◆ PROBLEM TO WORK ON ◆
For this exercise, repeat all of the material verbatim apart from its images.

◆ ITEMS ◆
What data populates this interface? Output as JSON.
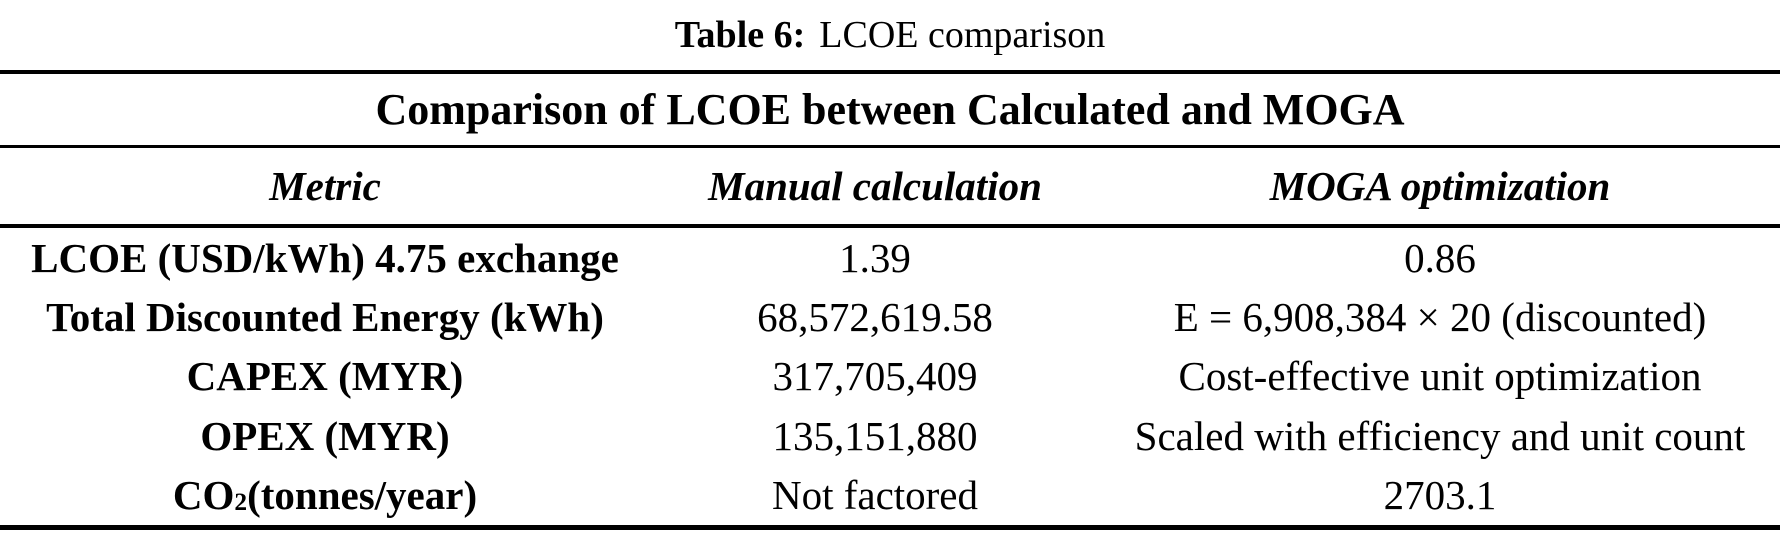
{
  "colors": {
    "text": "#000000",
    "background": "#ffffff",
    "rules": "#000000"
  },
  "caption": {
    "label": "Table 6:",
    "title": "LCOE comparison"
  },
  "table": {
    "title": "Comparison of LCOE between Calculated and MOGA",
    "columns": [
      "Metric",
      "Manual calculation",
      "MOGA optimization"
    ],
    "rows": [
      {
        "metric": "LCOE (USD/kWh) 4.75 exchange",
        "manual": "1.39",
        "moga": "0.86"
      },
      {
        "metric": "Total Discounted Energy (kWh)",
        "manual": "68,572,619.58",
        "moga": "E = 6,908,384 × 20 (discounted)"
      },
      {
        "metric": "CAPEX (MYR)",
        "manual": "317,705,409",
        "moga": "Cost-effective unit optimization"
      },
      {
        "metric": "OPEX (MYR)",
        "manual": "135,151,880",
        "moga": "Scaled with efficiency and unit count"
      },
      {
        "metric_base": "CO",
        "metric_sub": "2",
        "metric_rest": "(tonnes/year)",
        "manual": "Not factored",
        "moga": "2703.1"
      }
    ]
  }
}
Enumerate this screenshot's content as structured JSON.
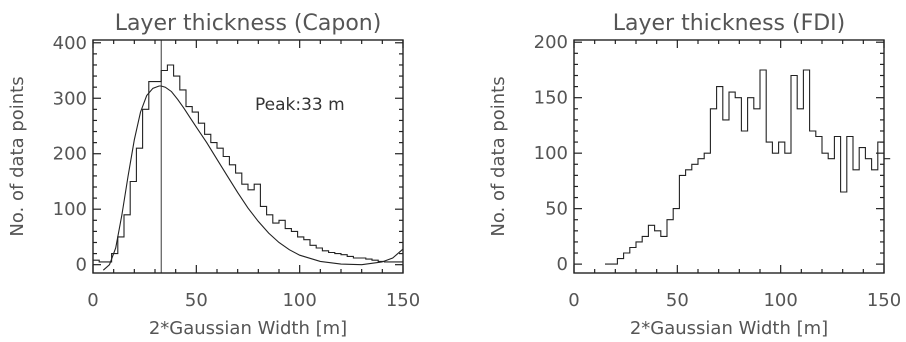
{
  "chart_data": [
    {
      "type": "histogram",
      "title": "Layer thickness (Capon)",
      "xlabel": "2*Gaussian Width [m]",
      "ylabel": "No. of data points",
      "xlim": [
        0,
        150
      ],
      "ylim": [
        -15,
        405
      ],
      "xticks": [
        0,
        50,
        100,
        150
      ],
      "yticks": [
        0,
        100,
        200,
        300,
        400
      ],
      "bin_width": 3,
      "bin_start": 0,
      "values": [
        8,
        5,
        5,
        20,
        50,
        90,
        150,
        210,
        280,
        330,
        330,
        350,
        360,
        340,
        315,
        285,
        275,
        255,
        235,
        220,
        210,
        195,
        180,
        165,
        145,
        135,
        145,
        105,
        90,
        75,
        80,
        65,
        60,
        50,
        45,
        35,
        30,
        25,
        22,
        20,
        18,
        15,
        12,
        12,
        10,
        8,
        6,
        5,
        5,
        5
      ],
      "fit_curve": {
        "x": [
          5,
          8,
          11,
          14,
          17,
          20,
          23,
          26,
          29,
          32,
          33,
          35,
          38,
          41,
          44,
          47,
          50,
          55,
          60,
          65,
          70,
          75,
          80,
          85,
          90,
          95,
          100,
          110,
          120,
          130,
          140,
          145,
          150
        ],
        "y": [
          -10,
          0,
          30,
          90,
          160,
          225,
          275,
          305,
          318,
          322,
          322,
          320,
          312,
          298,
          282,
          265,
          248,
          220,
          190,
          160,
          130,
          102,
          78,
          57,
          40,
          27,
          17,
          6,
          1,
          0,
          5,
          12,
          28
        ]
      },
      "peak_line_x": 33,
      "annotation": "Peak:33 m"
    },
    {
      "type": "histogram",
      "title": "Layer thickness (FDI)",
      "xlabel": "2*Gaussian Width [m]",
      "ylabel": "No. of data points",
      "xlim": [
        0,
        150
      ],
      "ylim": [
        -8,
        202
      ],
      "xticks": [
        0,
        50,
        100,
        150
      ],
      "yticks": [
        0,
        50,
        100,
        150,
        200
      ],
      "bin_width": 3,
      "bin_start": 15,
      "values": [
        0,
        0,
        5,
        10,
        15,
        20,
        25,
        35,
        30,
        25,
        40,
        50,
        80,
        85,
        90,
        95,
        100,
        140,
        160,
        130,
        155,
        150,
        120,
        150,
        140,
        175,
        110,
        100,
        110,
        100,
        170,
        140,
        175,
        120,
        115,
        100,
        95,
        115,
        65,
        115,
        85,
        105,
        95,
        85,
        110,
        95
      ]
    }
  ]
}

◆ TASK RESULT ◆
What data populates this interface? Output as JSON.
{
  "colors": {
    "text": "#000000",
    "background": "#ffffff",
    "rules": "#000000"
  },
  "caption": {
    "label": "Table 6:",
    "title": "LCOE comparison"
  },
  "table": {
    "title": "Comparison of LCOE between Calculated and MOGA",
    "columns": [
      "Metric",
      "Manual calculation",
      "MOGA optimization"
    ],
    "rows": [
      {
        "metric": "LCOE (USD/kWh) 4.75 exchange",
        "manual": "1.39",
        "moga": "0.86"
      },
      {
        "metric": "Total Discounted Energy (kWh)",
        "manual": "68,572,619.58",
        "moga": "E = 6,908,384 × 20 (discounted)"
      },
      {
        "metric": "CAPEX (MYR)",
        "manual": "317,705,409",
        "moga": "Cost-effective unit optimization"
      },
      {
        "metric": "OPEX (MYR)",
        "manual": "135,151,880",
        "moga": "Scaled with efficiency and unit count"
      },
      {
        "metric_base": "CO",
        "metric_sub": "2",
        "metric_rest": "(tonnes/year)",
        "manual": "Not factored",
        "moga": "2703.1"
      }
    ]
  }
}
Enumerate this screenshot's content as structured JSON.
{
  "chart_data": [
    {
      "type": "histogram",
      "title": "Layer thickness (Capon)",
      "xlabel": "2*Gaussian Width [m]",
      "ylabel": "No. of data points",
      "xlim": [
        0,
        150
      ],
      "ylim": [
        -15,
        405
      ],
      "xticks": [
        0,
        50,
        100,
        150
      ],
      "yticks": [
        0,
        100,
        200,
        300,
        400
      ],
      "bin_width": 3,
      "bin_start": 0,
      "values": [
        8,
        5,
        5,
        20,
        50,
        90,
        150,
        210,
        280,
        330,
        330,
        350,
        360,
        340,
        315,
        285,
        275,
        255,
        235,
        220,
        210,
        195,
        180,
        165,
        145,
        135,
        145,
        105,
        90,
        75,
        80,
        65,
        60,
        50,
        45,
        35,
        30,
        25,
        22,
        20,
        18,
        15,
        12,
        12,
        10,
        8,
        6,
        5,
        5,
        5
      ],
      "fit_curve": {
        "x": [
          5,
          8,
          11,
          14,
          17,
          20,
          23,
          26,
          29,
          32,
          33,
          35,
          38,
          41,
          44,
          47,
          50,
          55,
          60,
          65,
          70,
          75,
          80,
          85,
          90,
          95,
          100,
          110,
          120,
          130,
          140,
          145,
          150
        ],
        "y": [
          -10,
          0,
          30,
          90,
          160,
          225,
          275,
          305,
          318,
          322,
          322,
          320,
          312,
          298,
          282,
          265,
          248,
          220,
          190,
          160,
          130,
          102,
          78,
          57,
          40,
          27,
          17,
          6,
          1,
          0,
          5,
          12,
          28
        ]
      },
      "peak_line_x": 33,
      "annotation": "Peak:33 m"
    },
    {
      "type": "histogram",
      "title": "Layer thickness (FDI)",
      "xlabel": "2*Gaussian Width [m]",
      "ylabel": "No. of data points",
      "xlim": [
        0,
        150
      ],
      "ylim": [
        -8,
        202
      ],
      "xticks": [
        0,
        50,
        100,
        150
      ],
      "yticks": [
        0,
        50,
        100,
        150,
        200
      ],
      "bin_width": 3,
      "bin_start": 15,
      "values": [
        0,
        0,
        5,
        10,
        15,
        20,
        25,
        35,
        30,
        25,
        40,
        50,
        80,
        85,
        90,
        95,
        100,
        140,
        160,
        130,
        155,
        150,
        120,
        150,
        140,
        175,
        110,
        100,
        110,
        100,
        170,
        140,
        175,
        120,
        115,
        100,
        95,
        115,
        65,
        115,
        85,
        105,
        95,
        85,
        110,
        95
      ]
    }
  ]
}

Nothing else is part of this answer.